:: Records from a data collection ::
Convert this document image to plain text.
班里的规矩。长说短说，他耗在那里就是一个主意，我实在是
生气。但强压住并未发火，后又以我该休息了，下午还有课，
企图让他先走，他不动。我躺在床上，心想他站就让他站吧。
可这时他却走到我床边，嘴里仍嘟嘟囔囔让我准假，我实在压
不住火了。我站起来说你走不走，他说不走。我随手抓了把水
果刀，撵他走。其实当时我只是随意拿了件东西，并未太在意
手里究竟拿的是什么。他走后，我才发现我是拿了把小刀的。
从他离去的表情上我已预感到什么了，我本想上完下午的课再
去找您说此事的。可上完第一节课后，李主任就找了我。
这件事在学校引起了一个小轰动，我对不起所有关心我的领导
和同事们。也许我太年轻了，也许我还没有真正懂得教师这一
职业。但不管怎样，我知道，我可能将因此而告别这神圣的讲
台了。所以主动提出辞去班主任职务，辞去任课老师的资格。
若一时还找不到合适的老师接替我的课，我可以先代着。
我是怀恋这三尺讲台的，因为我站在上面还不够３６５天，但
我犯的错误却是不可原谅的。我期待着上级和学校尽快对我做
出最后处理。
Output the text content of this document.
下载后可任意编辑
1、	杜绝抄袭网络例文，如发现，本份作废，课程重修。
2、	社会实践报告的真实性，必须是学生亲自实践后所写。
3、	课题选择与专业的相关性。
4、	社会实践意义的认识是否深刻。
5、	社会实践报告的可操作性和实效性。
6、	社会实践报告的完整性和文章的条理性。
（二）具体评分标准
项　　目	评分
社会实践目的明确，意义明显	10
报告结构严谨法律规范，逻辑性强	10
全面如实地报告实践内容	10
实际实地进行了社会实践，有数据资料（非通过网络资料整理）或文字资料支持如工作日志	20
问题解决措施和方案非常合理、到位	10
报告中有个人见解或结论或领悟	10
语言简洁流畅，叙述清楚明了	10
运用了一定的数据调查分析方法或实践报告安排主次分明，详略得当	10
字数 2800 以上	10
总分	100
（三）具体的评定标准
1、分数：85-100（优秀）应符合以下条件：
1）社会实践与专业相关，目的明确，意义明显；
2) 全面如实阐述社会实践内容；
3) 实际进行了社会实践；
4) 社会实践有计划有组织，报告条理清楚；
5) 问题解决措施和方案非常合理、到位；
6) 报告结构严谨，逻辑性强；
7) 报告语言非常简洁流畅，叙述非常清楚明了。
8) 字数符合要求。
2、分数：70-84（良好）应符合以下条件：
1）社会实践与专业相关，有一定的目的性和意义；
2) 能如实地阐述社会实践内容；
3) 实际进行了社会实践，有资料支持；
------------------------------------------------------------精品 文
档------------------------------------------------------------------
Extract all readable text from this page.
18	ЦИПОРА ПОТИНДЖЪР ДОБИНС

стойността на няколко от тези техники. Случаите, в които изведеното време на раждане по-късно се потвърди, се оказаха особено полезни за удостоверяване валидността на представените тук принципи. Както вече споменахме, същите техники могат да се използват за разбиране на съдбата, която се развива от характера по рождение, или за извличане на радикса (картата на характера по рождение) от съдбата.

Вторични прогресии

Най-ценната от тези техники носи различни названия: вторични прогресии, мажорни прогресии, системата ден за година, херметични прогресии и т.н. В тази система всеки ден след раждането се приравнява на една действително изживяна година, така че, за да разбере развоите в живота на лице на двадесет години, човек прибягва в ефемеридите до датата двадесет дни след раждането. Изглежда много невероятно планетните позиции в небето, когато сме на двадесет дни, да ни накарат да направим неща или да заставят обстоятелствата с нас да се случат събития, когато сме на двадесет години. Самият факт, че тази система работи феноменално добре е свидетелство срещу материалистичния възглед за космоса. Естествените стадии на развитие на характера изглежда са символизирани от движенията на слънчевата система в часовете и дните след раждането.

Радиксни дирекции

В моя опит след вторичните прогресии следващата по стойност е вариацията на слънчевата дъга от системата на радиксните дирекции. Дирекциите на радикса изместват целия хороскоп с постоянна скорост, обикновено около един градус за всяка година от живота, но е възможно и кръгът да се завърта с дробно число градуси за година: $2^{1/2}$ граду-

:: Request ::
Find each line in the records holding the string "问题解决措施和方案非常合理" and show it.

:: Written response ::
问题解决措施和方案非常合理、到位	10
5) 问题解决措施和方案非常合理、到位；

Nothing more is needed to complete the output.